_What to work on_.
Starting with the line that contains "Reverse-engineer this chart into JSON.", set down each line through the end of the entries below, exactly and with nothing added.

_Supplied records_.
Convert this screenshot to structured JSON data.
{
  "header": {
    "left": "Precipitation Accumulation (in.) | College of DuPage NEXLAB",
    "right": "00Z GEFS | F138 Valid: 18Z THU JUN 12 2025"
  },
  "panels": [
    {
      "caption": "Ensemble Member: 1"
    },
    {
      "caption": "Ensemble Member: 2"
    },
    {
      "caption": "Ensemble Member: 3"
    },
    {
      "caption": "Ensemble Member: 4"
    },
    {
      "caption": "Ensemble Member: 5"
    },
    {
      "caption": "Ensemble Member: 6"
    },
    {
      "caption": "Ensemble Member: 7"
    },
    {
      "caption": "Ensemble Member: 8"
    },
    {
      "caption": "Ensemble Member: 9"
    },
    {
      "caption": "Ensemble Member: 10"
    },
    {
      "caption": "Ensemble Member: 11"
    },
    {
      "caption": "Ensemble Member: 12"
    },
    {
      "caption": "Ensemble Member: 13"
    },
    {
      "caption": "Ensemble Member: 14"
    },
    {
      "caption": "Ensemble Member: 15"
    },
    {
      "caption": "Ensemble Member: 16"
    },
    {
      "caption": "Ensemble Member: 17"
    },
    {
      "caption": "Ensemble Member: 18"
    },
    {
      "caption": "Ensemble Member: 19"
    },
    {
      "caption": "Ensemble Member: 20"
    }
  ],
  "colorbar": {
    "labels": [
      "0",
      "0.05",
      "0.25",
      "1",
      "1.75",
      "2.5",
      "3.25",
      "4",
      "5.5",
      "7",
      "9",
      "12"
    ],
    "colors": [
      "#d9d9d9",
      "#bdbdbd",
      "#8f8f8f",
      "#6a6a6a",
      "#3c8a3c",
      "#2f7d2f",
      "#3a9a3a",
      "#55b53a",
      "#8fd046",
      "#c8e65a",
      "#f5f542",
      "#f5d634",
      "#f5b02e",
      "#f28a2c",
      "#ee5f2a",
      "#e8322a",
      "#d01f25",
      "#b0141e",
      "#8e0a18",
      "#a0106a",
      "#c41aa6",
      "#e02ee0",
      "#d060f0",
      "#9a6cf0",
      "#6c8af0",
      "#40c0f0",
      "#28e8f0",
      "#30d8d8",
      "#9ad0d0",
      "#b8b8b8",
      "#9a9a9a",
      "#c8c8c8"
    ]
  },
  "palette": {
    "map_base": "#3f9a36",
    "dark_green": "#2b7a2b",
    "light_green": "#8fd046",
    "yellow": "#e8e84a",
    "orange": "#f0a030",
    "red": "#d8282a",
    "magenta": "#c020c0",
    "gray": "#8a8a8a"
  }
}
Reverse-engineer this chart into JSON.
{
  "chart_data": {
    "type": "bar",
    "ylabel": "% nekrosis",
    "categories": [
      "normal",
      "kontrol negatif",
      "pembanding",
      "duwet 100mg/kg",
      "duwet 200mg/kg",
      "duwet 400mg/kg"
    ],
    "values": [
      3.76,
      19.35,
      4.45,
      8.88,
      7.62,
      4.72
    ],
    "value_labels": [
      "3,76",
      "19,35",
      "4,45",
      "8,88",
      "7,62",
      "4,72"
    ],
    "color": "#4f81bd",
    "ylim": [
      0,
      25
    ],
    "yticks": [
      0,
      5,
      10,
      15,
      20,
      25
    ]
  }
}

_Final result_.
Reverse-engineer this chart into JSON.
{
  "chart_data": {
    "type": "bar",
    "ylabel": "% nekrosis",
    "categories": [
      "normal",
      "kontrol negatif",
      "pembanding",
      "duwet 100mg/kg",
      "duwet 200mg/kg",
      "duwet 400mg/kg"
    ],
    "values": [
      3.76,
      19.35,
      4.45,
      8.88,
      7.62,
      4.72
    ],
    "value_labels": [
      "3,76",
      "19,35",
      "4,45",
      "8,88",
      "7,62",
      "4,72"
    ],
    "color": "#4f81bd",
    "ylim": [
      0,
      25
    ],
    "yticks": [
      0,
      5,
      10,
      15,
      20,
      25
    ]
  }
}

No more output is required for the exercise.